===== MATERIAL FOR THE TASK

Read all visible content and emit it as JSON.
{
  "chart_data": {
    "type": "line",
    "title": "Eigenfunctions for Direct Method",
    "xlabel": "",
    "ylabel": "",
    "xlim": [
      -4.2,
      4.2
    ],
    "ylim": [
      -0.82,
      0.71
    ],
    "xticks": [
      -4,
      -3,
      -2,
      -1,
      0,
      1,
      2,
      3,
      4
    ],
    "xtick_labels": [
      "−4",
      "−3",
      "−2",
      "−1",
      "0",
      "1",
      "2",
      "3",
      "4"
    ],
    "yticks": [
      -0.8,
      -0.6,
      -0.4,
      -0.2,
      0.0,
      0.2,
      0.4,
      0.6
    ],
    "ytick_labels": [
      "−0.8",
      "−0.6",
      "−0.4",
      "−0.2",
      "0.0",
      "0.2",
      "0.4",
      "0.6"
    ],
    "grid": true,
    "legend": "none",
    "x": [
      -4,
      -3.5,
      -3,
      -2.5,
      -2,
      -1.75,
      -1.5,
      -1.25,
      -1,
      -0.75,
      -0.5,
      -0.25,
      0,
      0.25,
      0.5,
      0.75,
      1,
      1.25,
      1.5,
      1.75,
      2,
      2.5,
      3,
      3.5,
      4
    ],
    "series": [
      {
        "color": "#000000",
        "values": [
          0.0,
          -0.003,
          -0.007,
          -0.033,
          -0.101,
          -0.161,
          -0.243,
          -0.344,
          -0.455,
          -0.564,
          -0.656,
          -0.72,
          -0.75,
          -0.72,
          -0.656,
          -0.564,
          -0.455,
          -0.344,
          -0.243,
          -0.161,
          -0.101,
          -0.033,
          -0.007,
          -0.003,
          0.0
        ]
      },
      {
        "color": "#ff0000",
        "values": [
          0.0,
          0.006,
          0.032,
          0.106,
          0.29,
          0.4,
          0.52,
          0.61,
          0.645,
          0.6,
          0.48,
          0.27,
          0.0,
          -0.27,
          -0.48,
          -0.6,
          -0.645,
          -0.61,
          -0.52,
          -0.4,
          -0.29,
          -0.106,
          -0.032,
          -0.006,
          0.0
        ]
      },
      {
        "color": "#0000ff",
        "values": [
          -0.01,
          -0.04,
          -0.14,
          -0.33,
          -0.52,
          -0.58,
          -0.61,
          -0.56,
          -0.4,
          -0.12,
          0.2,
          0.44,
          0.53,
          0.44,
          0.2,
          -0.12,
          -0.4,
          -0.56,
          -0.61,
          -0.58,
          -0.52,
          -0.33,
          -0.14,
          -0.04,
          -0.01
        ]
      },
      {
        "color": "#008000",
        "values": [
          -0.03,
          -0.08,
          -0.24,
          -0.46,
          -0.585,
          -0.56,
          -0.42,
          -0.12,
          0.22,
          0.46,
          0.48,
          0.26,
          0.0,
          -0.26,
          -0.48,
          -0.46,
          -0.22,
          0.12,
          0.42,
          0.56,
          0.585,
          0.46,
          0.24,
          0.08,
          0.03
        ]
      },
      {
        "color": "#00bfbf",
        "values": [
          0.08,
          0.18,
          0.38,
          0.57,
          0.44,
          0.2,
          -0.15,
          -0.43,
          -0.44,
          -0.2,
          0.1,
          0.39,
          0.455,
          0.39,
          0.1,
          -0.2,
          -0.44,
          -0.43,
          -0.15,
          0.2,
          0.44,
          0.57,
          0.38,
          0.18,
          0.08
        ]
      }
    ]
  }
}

==========

EXERCISE GOAL:
Copy out the whole listing exactly; please set it all down.

SOLUTION FOR THIS PROBLEM:
Read all visible content and emit it as JSON.
{
  "chart_data": {
    "type": "line",
    "title": "Eigenfunctions for Direct Method",
    "xlabel": "",
    "ylabel": "",
    "xlim": [
      -4.2,
      4.2
    ],
    "ylim": [
      -0.82,
      0.71
    ],
    "xticks": [
      -4,
      -3,
      -2,
      -1,
      0,
      1,
      2,
      3,
      4
    ],
    "xtick_labels": [
      "−4",
      "−3",
      "−2",
      "−1",
      "0",
      "1",
      "2",
      "3",
      "4"
    ],
    "yticks": [
      -0.8,
      -0.6,
      -0.4,
      -0.2,
      0.0,
      0.2,
      0.4,
      0.6
    ],
    "ytick_labels": [
      "−0.8",
      "−0.6",
      "−0.4",
      "−0.2",
      "0.0",
      "0.2",
      "0.4",
      "0.6"
    ],
    "grid": true,
    "legend": "none",
    "x": [
      -4,
      -3.5,
      -3,
      -2.5,
      -2,
      -1.75,
      -1.5,
      -1.25,
      -1,
      -0.75,
      -0.5,
      -0.25,
      0,
      0.25,
      0.5,
      0.75,
      1,
      1.25,
      1.5,
      1.75,
      2,
      2.5,
      3,
      3.5,
      4
    ],
    "series": [
      {
        "color": "#000000",
        "values": [
          0.0,
          -0.003,
          -0.007,
          -0.033,
          -0.101,
          -0.161,
          -0.243,
          -0.344,
          -0.455,
          -0.564,
          -0.656,
          -0.72,
          -0.75,
          -0.72,
          -0.656,
          -0.564,
          -0.455,
          -0.344,
          -0.243,
          -0.161,
          -0.101,
          -0.033,
          -0.007,
          -0.003,
          0.0
        ]
      },
      {
        "color": "#ff0000",
        "values": [
          0.0,
          0.006,
          0.032,
          0.106,
          0.29,
          0.4,
          0.52,
          0.61,
          0.645,
          0.6,
          0.48,
          0.27,
          0.0,
          -0.27,
          -0.48,
          -0.6,
          -0.645,
          -0.61,
          -0.52,
          -0.4,
          -0.29,
          -0.106,
          -0.032,
          -0.006,
          0.0
        ]
      },
      {
        "color": "#0000ff",
        "values": [
          -0.01,
          -0.04,
          -0.14,
          -0.33,
          -0.52,
          -0.58,
          -0.61,
          -0.56,
          -0.4,
          -0.12,
          0.2,
          0.44,
          0.53,
          0.44,
          0.2,
          -0.12,
          -0.4,
          -0.56,
          -0.61,
          -0.58,
          -0.52,
          -0.33,
          -0.14,
          -0.04,
          -0.01
        ]
      },
      {
        "color": "#008000",
        "values": [
          -0.03,
          -0.08,
          -0.24,
          -0.46,
          -0.585,
          -0.56,
          -0.42,
          -0.12,
          0.22,
          0.46,
          0.48,
          0.26,
          0.0,
          -0.26,
          -0.48,
          -0.46,
          -0.22,
          0.12,
          0.42,
          0.56,
          0.585,
          0.46,
          0.24,
          0.08,
          0.03
        ]
      },
      {
        "color": "#00bfbf",
        "values": [
          0.08,
          0.18,
          0.38,
          0.57,
          0.44,
          0.2,
          -0.15,
          -0.43,
          -0.44,
          -0.2,
          0.1,
          0.39,
          0.455,
          0.39,
          0.1,
          -0.2,
          -0.44,
          -0.43,
          -0.15,
          0.2,
          0.44,
          0.57,
          0.38,
          0.18,
          0.08
        ]
      }
    ]
  }
}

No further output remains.